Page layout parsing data
= = = = = = =
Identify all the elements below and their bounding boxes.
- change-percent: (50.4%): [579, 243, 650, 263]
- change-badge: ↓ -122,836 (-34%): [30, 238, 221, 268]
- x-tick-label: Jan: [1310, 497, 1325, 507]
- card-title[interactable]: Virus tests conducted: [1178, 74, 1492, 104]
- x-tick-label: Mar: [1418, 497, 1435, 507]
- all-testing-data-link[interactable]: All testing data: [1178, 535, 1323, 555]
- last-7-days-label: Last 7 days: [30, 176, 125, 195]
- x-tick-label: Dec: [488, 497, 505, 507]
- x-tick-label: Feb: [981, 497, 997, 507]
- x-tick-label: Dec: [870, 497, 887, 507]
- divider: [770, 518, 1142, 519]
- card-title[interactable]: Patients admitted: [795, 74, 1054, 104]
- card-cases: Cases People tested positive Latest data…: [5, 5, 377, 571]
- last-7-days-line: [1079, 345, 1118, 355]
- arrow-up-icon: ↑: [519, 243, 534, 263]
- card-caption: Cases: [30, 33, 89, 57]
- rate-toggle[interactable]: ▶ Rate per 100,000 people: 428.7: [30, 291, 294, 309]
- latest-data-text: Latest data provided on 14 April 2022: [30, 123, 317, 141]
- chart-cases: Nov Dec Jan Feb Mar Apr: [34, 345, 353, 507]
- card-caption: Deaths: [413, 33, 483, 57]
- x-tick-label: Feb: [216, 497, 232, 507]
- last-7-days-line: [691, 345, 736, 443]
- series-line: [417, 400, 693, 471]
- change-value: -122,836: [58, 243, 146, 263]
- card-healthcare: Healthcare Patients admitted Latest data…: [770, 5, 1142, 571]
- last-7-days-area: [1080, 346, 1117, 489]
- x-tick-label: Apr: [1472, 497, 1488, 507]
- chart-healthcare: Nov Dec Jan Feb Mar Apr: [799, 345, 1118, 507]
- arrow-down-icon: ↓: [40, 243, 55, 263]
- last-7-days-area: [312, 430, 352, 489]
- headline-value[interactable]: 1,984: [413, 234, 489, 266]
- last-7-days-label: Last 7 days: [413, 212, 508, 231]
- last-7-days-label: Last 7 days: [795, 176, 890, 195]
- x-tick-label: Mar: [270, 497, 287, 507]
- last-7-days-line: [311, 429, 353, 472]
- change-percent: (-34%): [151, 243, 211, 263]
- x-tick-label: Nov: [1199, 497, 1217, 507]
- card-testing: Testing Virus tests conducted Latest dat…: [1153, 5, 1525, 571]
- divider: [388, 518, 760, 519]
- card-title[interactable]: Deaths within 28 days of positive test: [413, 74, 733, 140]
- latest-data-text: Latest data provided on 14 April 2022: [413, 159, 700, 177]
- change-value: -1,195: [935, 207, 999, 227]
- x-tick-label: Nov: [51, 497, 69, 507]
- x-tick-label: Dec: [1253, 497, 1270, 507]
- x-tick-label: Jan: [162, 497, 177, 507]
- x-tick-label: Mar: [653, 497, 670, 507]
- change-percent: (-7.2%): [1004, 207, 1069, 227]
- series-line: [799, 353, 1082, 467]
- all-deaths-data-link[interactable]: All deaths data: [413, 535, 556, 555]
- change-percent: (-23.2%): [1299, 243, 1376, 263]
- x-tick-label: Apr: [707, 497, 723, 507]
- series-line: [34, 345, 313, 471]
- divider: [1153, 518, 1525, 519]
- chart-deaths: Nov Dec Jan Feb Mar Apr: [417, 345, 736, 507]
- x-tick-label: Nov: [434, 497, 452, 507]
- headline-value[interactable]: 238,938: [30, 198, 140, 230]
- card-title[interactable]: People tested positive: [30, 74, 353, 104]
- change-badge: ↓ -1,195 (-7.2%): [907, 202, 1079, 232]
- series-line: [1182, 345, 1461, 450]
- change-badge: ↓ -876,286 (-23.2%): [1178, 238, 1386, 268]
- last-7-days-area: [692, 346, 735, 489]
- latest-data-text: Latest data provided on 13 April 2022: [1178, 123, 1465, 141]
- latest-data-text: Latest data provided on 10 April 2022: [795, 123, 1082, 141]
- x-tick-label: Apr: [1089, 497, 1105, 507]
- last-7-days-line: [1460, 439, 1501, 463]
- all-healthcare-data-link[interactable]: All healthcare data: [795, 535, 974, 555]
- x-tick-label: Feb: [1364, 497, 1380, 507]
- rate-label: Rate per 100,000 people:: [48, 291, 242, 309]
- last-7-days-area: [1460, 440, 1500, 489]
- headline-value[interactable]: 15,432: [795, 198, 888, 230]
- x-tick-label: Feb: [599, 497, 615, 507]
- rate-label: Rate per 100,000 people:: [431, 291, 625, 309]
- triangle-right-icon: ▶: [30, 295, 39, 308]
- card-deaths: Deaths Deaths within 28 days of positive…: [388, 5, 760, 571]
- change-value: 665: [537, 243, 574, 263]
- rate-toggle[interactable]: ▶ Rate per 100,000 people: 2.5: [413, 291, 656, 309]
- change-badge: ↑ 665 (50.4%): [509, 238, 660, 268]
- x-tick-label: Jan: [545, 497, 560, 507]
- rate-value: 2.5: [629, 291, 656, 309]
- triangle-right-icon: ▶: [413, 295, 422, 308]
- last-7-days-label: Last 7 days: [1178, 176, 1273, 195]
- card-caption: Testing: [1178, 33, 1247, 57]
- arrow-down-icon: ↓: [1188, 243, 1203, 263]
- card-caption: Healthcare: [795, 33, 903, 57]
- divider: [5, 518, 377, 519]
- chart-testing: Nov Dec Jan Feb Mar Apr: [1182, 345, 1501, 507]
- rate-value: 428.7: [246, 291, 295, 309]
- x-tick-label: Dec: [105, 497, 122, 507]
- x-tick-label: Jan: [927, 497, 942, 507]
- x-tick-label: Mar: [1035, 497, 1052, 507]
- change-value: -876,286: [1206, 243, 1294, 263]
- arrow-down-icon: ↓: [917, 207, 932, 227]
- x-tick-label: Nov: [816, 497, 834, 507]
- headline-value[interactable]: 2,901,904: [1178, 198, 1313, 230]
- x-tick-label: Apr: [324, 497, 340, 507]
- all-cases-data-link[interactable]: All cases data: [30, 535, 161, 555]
= = = = = = =
→ Work to be completed:
A complete answer reproduces every line of the records in which the word "percent" occurs.

→ Solution for this task:
- change-percent: (50.4%): [579, 243, 650, 263]
- change-percent: (-34%): [151, 243, 211, 263]
- change-percent: (-7.2%): [1004, 207, 1069, 227]
- change-percent: (-23.2%): [1299, 243, 1376, 263]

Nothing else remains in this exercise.